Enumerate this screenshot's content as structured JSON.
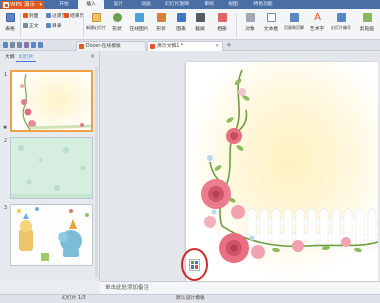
{
  "titlebar": {
    "app_button": "WPS 演示",
    "tabs": [
      "开始",
      "插入",
      "设计",
      "动画",
      "幻灯片放映",
      "审阅",
      "视图",
      "特色功能"
    ],
    "active_tab": "插入"
  },
  "ribbon": {
    "table": "表格",
    "new_slide": "新建幻灯片",
    "shapes": "形状",
    "clipart": "剪贴画",
    "online_picture": "在线图片",
    "smartart": "形状",
    "chart": "图表",
    "screenshot": "截屏",
    "album": "相册",
    "textbox": "文本框",
    "header_footer": "页眉和页脚",
    "wordart": "艺术字",
    "slide_number": "幻灯片编号",
    "object": "对象",
    "picture": "图片",
    "small": [
      "封面",
      "过渡页",
      "结束页",
      "正文",
      "目录",
      "艺术字"
    ]
  },
  "docbar": {
    "tabs": [
      {
        "label": "Docer-在线模板",
        "active": false
      },
      {
        "label": "演示文稿1 *",
        "active": true
      }
    ],
    "new_tab": "+"
  },
  "leftpane": {
    "tabs": [
      "大纲",
      "幻灯片"
    ],
    "active_tab": "幻灯片",
    "close": "×",
    "slides": [
      {
        "number": "1",
        "selected": true,
        "theme": "roses"
      },
      {
        "number": "2",
        "selected": false,
        "theme": "green"
      },
      {
        "number": "3",
        "selected": false,
        "theme": "cartoon"
      }
    ]
  },
  "notes": {
    "placeholder": "单击此处添加备注"
  },
  "statusbar": {
    "slide_info": "幻灯片 1/3",
    "theme": "默认设计模板"
  },
  "colors": {
    "titlebar": "#4a6fa5",
    "app_orange": "#e2571e",
    "selected_thumb": "#f0a040",
    "annotation": "#d12a2a"
  }
}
.....
# Written exercise
The material above holds pictures; copy everything else in it exactly.

# Response to the task
Enumerate this screenshot's content as structured JSON.
{
  "titlebar": {
    "app_button": "WPS 演示",
    "tabs": [
      "开始",
      "插入",
      "设计",
      "动画",
      "幻灯片放映",
      "审阅",
      "视图",
      "特色功能"
    ],
    "active_tab": "插入"
  },
  "ribbon": {
    "table": "表格",
    "new_slide": "新建幻灯片",
    "shapes": "形状",
    "clipart": "剪贴画",
    "online_picture": "在线图片",
    "smartart": "形状",
    "chart": "图表",
    "screenshot": "截屏",
    "album": "相册",
    "textbox": "文本框",
    "header_footer": "页眉和页脚",
    "wordart": "艺术字",
    "slide_number": "幻灯片编号",
    "object": "对象",
    "picture": "图片",
    "small": [
      "封面",
      "过渡页",
      "结束页",
      "正文",
      "目录",
      "艺术字"
    ]
  },
  "docbar": {
    "tabs": [
      {
        "label": "Docer-在线模板",
        "active": false
      },
      {
        "label": "演示文稿1 *",
        "active": true
      }
    ],
    "new_tab": "+"
  },
  "leftpane": {
    "tabs": [
      "大纲",
      "幻灯片"
    ],
    "active_tab": "幻灯片",
    "close": "×",
    "slides": [
      {
        "number": "1",
        "selected": true,
        "theme": "roses"
      },
      {
        "number": "2",
        "selected": false,
        "theme": "green"
      },
      {
        "number": "3",
        "selected": false,
        "theme": "cartoon"
      }
    ]
  },
  "notes": {
    "placeholder": "单击此处添加备注"
  },
  "statusbar": {
    "slide_info": "幻灯片 1/3",
    "theme": "默认设计模板"
  },
  "colors": {
    "titlebar": "#4a6fa5",
    "app_orange": "#e2571e",
    "selected_thumb": "#f0a040",
    "annotation": "#d12a2a"
  }
}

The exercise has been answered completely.